Task brief
Rewrite the records below, changing every "station-marker-icon" to "station-dot" and keeping everything else the same. Omit the pictures.

Extracted data
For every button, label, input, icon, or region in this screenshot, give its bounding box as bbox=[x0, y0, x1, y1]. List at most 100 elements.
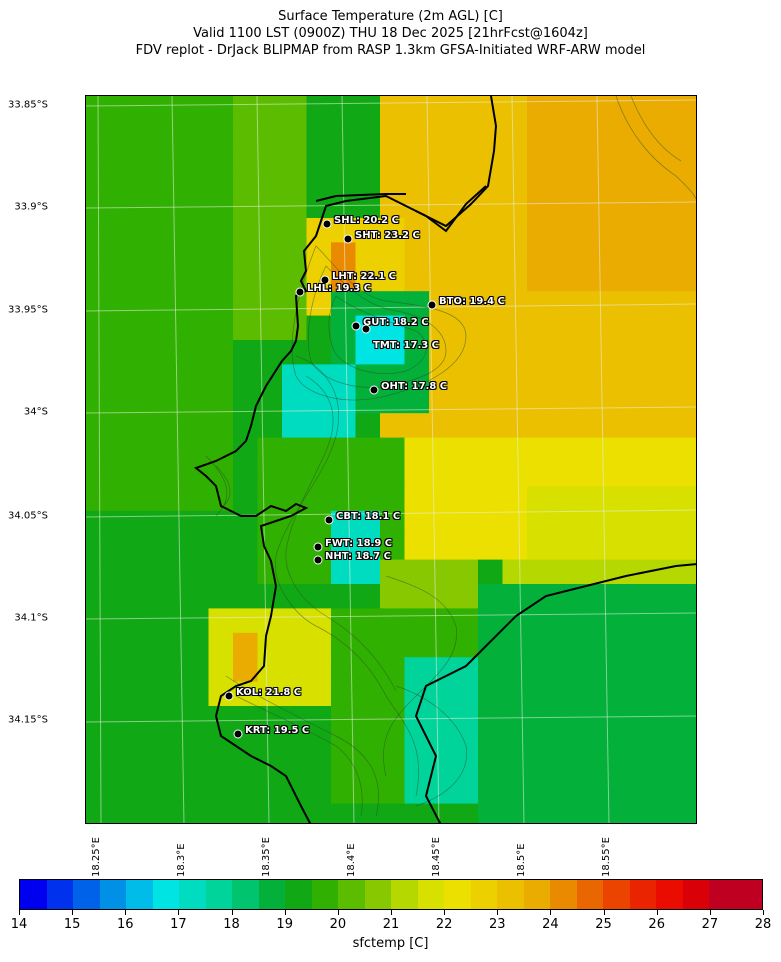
y-tick-label: 33.85°S bbox=[8, 99, 48, 111]
station-marker-icon bbox=[324, 515, 334, 525]
colorbar-segment bbox=[735, 880, 762, 909]
colorbar-tick-label: 17 bbox=[170, 917, 187, 932]
valid-time-subtitle: Valid 1100 LST (0900Z) THU 18 Dec 2025 [… bbox=[193, 26, 588, 41]
x-tick-label: 18.4°E bbox=[346, 843, 357, 877]
station-marker-icon bbox=[320, 275, 330, 285]
colorbar-segment bbox=[629, 880, 656, 909]
colorbar-label: sfctemp [C] bbox=[352, 936, 429, 951]
colorbar-tick-label: 26 bbox=[648, 917, 665, 932]
station-label: KOL: 21.8 C bbox=[236, 686, 302, 698]
colorbar-tick-mark bbox=[178, 910, 180, 915]
station-label: BTO: 19.4 C bbox=[439, 295, 505, 307]
station-marker-icon bbox=[313, 555, 323, 565]
colorbar-segment bbox=[576, 880, 603, 909]
colorbar-tick-label: 27 bbox=[701, 917, 719, 932]
x-tick-label: 18.5°E bbox=[516, 843, 527, 877]
station-marker-icon bbox=[369, 385, 379, 395]
colorbar-tick-mark bbox=[284, 910, 286, 915]
station-marker-icon bbox=[322, 219, 332, 229]
colorbar-segment bbox=[682, 880, 709, 909]
colorbar-tick-label: 28 bbox=[754, 917, 772, 932]
x-tick-label: 18.55°E bbox=[601, 837, 612, 877]
colorbar-segment bbox=[709, 880, 736, 909]
station-label: LHT: 22.1 C bbox=[332, 270, 396, 282]
station-label: KRT: 19.5 C bbox=[245, 724, 310, 736]
colorbar-tick-mark bbox=[231, 910, 233, 915]
colorbar-segment bbox=[46, 880, 73, 909]
temperature-field bbox=[86, 96, 696, 823]
y-tick-label: 34.05°S bbox=[8, 510, 48, 522]
colorbar-tick-label: 23 bbox=[489, 917, 506, 932]
colorbar-tick-label: 19 bbox=[276, 917, 293, 932]
y-tick-label: 34.15°S bbox=[8, 714, 48, 726]
colorbar-segment bbox=[391, 880, 418, 909]
colorbar-segment bbox=[311, 880, 338, 909]
colorbar-tick-label: 14 bbox=[10, 917, 28, 932]
colorbar-segment bbox=[179, 880, 206, 909]
station-label: CBT: 18.1 C bbox=[336, 510, 401, 522]
colorbar-segment bbox=[205, 880, 232, 909]
colorbar-tick-label: 16 bbox=[117, 917, 134, 932]
colorbar-tick-mark bbox=[444, 910, 446, 915]
colorbar-segment bbox=[603, 880, 630, 909]
station-label: SHL: 20.2 C bbox=[334, 214, 399, 226]
x-tick-label: 18.25°E bbox=[91, 837, 102, 877]
colorbar-segment bbox=[126, 880, 153, 909]
colorbar-segment bbox=[338, 880, 365, 909]
station-marker-icon bbox=[233, 729, 243, 739]
colorbar-segment bbox=[20, 880, 47, 909]
colorbar-tick-mark bbox=[763, 910, 764, 915]
y-tick-label: 33.9°S bbox=[14, 201, 48, 213]
colorbar-segment bbox=[99, 880, 126, 909]
station-marker-icon bbox=[224, 691, 234, 701]
colorbar-tick-label: 21 bbox=[382, 917, 400, 932]
graticule bbox=[86, 96, 696, 823]
y-tick-label: 34°S bbox=[23, 406, 48, 418]
colorbar-tick-label: 25 bbox=[595, 917, 612, 932]
colorbar-tick-mark bbox=[72, 910, 74, 915]
temperature-map bbox=[85, 95, 697, 824]
x-tick-label: 18.45°E bbox=[431, 837, 442, 877]
colorbar-segment bbox=[152, 880, 179, 909]
station-label: GUT: 18.2 C bbox=[363, 316, 429, 328]
station-marker-icon bbox=[343, 234, 353, 244]
colorbar-tick-mark bbox=[337, 910, 339, 915]
station-marker-icon bbox=[361, 324, 371, 334]
y-tick-label: 34.1°S bbox=[14, 612, 48, 624]
map-overlay bbox=[86, 96, 696, 823]
colorbar-tick-mark bbox=[19, 910, 20, 915]
colorbar-segment bbox=[550, 880, 577, 909]
colorbar-tick-label: 15 bbox=[63, 917, 81, 932]
station-marker-icon bbox=[313, 542, 323, 552]
colorbar-tick-mark bbox=[603, 910, 605, 915]
model-source-subtitle: FDV replot - DrJack BLIPMAP from RASP 1.… bbox=[135, 43, 646, 58]
coastline bbox=[193, 96, 696, 823]
colorbar-tick-mark bbox=[125, 910, 127, 915]
colorbar-tick-mark bbox=[709, 910, 711, 915]
colorbar-segment bbox=[364, 880, 391, 909]
station-label: SHT: 23.2 C bbox=[355, 229, 420, 241]
colorbar-segment bbox=[258, 880, 285, 909]
colorbar-tick-mark bbox=[656, 910, 658, 915]
colorbar-segment bbox=[73, 880, 100, 909]
station-label: NHT: 18.7 C bbox=[325, 550, 391, 562]
colorbar-segment bbox=[523, 880, 550, 909]
colorbar-tick-mark bbox=[550, 910, 552, 915]
colorbar-segment bbox=[497, 880, 524, 909]
station-marker-icon bbox=[351, 321, 361, 331]
colorbar-tick-mark bbox=[391, 910, 392, 915]
station-marker-icon bbox=[427, 300, 437, 310]
colorbar-segment bbox=[285, 880, 312, 909]
station-label: LHL: 19.3 C bbox=[307, 282, 372, 294]
colorbar-segment bbox=[656, 880, 683, 909]
colorbar-segment bbox=[417, 880, 444, 909]
colorbar-tick-label: 18 bbox=[223, 917, 240, 932]
chart-title: Surface Temperature (2m AGL) [C] bbox=[278, 9, 503, 24]
colorbar-tick-label: 20 bbox=[329, 917, 347, 932]
station-label: TMT: 17.3 C bbox=[373, 339, 440, 351]
colorbar-tick-label: 24 bbox=[542, 917, 559, 932]
station-label: FWT: 18.9 C bbox=[325, 537, 393, 549]
colorbar-segment bbox=[470, 880, 497, 909]
colorbar-tick-mark bbox=[497, 910, 499, 915]
x-tick-label: 18.3°E bbox=[176, 843, 187, 877]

Task solution
For every button, label, input, icon, or region in this screenshot, give its bounding box as bbox=[x0, y0, x1, y1]. List at most 100 elements.
y-tick-label: 33.85°S bbox=[8, 99, 48, 111]
station-dot bbox=[324, 515, 334, 525]
colorbar-segment bbox=[735, 880, 762, 909]
colorbar-tick-label: 17 bbox=[170, 917, 187, 932]
valid-time-subtitle: Valid 1100 LST (0900Z) THU 18 Dec 2025 [… bbox=[193, 26, 588, 41]
x-tick-label: 18.4°E bbox=[346, 843, 357, 877]
station-dot bbox=[320, 275, 330, 285]
colorbar-segment bbox=[629, 880, 656, 909]
colorbar-label: sfctemp [C] bbox=[352, 936, 429, 951]
colorbar-tick-label: 26 bbox=[648, 917, 665, 932]
station-label: KOL: 21.8 C bbox=[236, 686, 302, 698]
colorbar-tick-mark bbox=[178, 910, 180, 915]
station-label: BTO: 19.4 C bbox=[439, 295, 505, 307]
station-dot bbox=[313, 555, 323, 565]
colorbar-segment bbox=[576, 880, 603, 909]
colorbar-tick-label: 27 bbox=[701, 917, 719, 932]
x-tick-label: 18.5°E bbox=[516, 843, 527, 877]
station-dot bbox=[369, 385, 379, 395]
colorbar-tick-mark bbox=[284, 910, 286, 915]
station-dot bbox=[322, 219, 332, 229]
colorbar-segment bbox=[682, 880, 709, 909]
colorbar-tick-label: 28 bbox=[754, 917, 772, 932]
x-tick-label: 18.55°E bbox=[601, 837, 612, 877]
colorbar-segment bbox=[709, 880, 736, 909]
station-label: LHT: 22.1 C bbox=[332, 270, 396, 282]
station-label: KRT: 19.5 C bbox=[245, 724, 310, 736]
colorbar-tick-mark bbox=[231, 910, 233, 915]
colorbar-segment bbox=[46, 880, 73, 909]
temperature-field bbox=[86, 96, 696, 823]
y-tick-label: 34.05°S bbox=[8, 510, 48, 522]
colorbar-tick-label: 23 bbox=[489, 917, 506, 932]
colorbar-tick-label: 19 bbox=[276, 917, 293, 932]
y-tick-label: 34.15°S bbox=[8, 714, 48, 726]
colorbar-segment bbox=[391, 880, 418, 909]
colorbar-segment bbox=[311, 880, 338, 909]
colorbar-tick-label: 14 bbox=[10, 917, 28, 932]
colorbar-segment bbox=[179, 880, 206, 909]
station-label: CBT: 18.1 C bbox=[336, 510, 401, 522]
colorbar-segment bbox=[205, 880, 232, 909]
colorbar-tick-label: 16 bbox=[117, 917, 134, 932]
colorbar-tick-mark bbox=[444, 910, 446, 915]
colorbar-segment bbox=[603, 880, 630, 909]
station-label: SHL: 20.2 C bbox=[334, 214, 399, 226]
x-tick-label: 18.25°E bbox=[91, 837, 102, 877]
colorbar-segment bbox=[126, 880, 153, 909]
colorbar-segment bbox=[338, 880, 365, 909]
station-dot bbox=[233, 729, 243, 739]
colorbar-segment bbox=[20, 880, 47, 909]
colorbar-tick-mark bbox=[763, 910, 764, 915]
y-tick-label: 33.9°S bbox=[14, 201, 48, 213]
colorbar-segment bbox=[99, 880, 126, 909]
station-dot bbox=[224, 691, 234, 701]
colorbar-tick-label: 21 bbox=[382, 917, 400, 932]
graticule bbox=[86, 96, 696, 823]
y-tick-label: 34°S bbox=[23, 406, 48, 418]
colorbar-tick-label: 25 bbox=[595, 917, 612, 932]
colorbar-tick-mark bbox=[72, 910, 74, 915]
temperature-map bbox=[85, 95, 697, 824]
x-tick-label: 18.45°E bbox=[431, 837, 442, 877]
colorbar-segment bbox=[152, 880, 179, 909]
station-label: GUT: 18.2 C bbox=[363, 316, 429, 328]
station-dot bbox=[343, 234, 353, 244]
colorbar-tick-mark bbox=[337, 910, 339, 915]
station-dot bbox=[361, 324, 371, 334]
y-tick-label: 34.1°S bbox=[14, 612, 48, 624]
map-overlay bbox=[86, 96, 696, 823]
colorbar-tick-mark bbox=[19, 910, 20, 915]
colorbar-segment bbox=[550, 880, 577, 909]
colorbar-tick-label: 15 bbox=[63, 917, 81, 932]
station-dot bbox=[313, 542, 323, 552]
colorbar-tick-mark bbox=[603, 910, 605, 915]
model-source-subtitle: FDV replot - DrJack BLIPMAP from RASP 1.… bbox=[135, 43, 646, 58]
coastline bbox=[193, 96, 696, 823]
colorbar-tick-mark bbox=[125, 910, 127, 915]
colorbar-tick-mark bbox=[709, 910, 711, 915]
colorbar-segment bbox=[364, 880, 391, 909]
station-label: SHT: 23.2 C bbox=[355, 229, 420, 241]
colorbar-segment bbox=[258, 880, 285, 909]
colorbar-tick-mark bbox=[656, 910, 658, 915]
colorbar-segment bbox=[73, 880, 100, 909]
station-label: NHT: 18.7 C bbox=[325, 550, 391, 562]
colorbar-segment bbox=[523, 880, 550, 909]
colorbar-tick-mark bbox=[550, 910, 552, 915]
colorbar-segment bbox=[497, 880, 524, 909]
station-dot bbox=[351, 321, 361, 331]
colorbar-tick-mark bbox=[391, 910, 392, 915]
station-dot bbox=[427, 300, 437, 310]
colorbar-segment bbox=[285, 880, 312, 909]
station-label: LHL: 19.3 C bbox=[307, 282, 372, 294]
colorbar-segment bbox=[656, 880, 683, 909]
colorbar-segment bbox=[417, 880, 444, 909]
colorbar-tick-label: 18 bbox=[223, 917, 240, 932]
chart-title: Surface Temperature (2m AGL) [C] bbox=[278, 9, 503, 24]
colorbar-tick-label: 20 bbox=[329, 917, 347, 932]
station-label: TMT: 17.3 C bbox=[373, 339, 440, 351]
colorbar-tick-label: 24 bbox=[542, 917, 559, 932]
station-label: FWT: 18.9 C bbox=[325, 537, 393, 549]
colorbar-segment bbox=[470, 880, 497, 909]
colorbar-tick-mark bbox=[497, 910, 499, 915]
x-tick-label: 18.3°E bbox=[176, 843, 187, 877]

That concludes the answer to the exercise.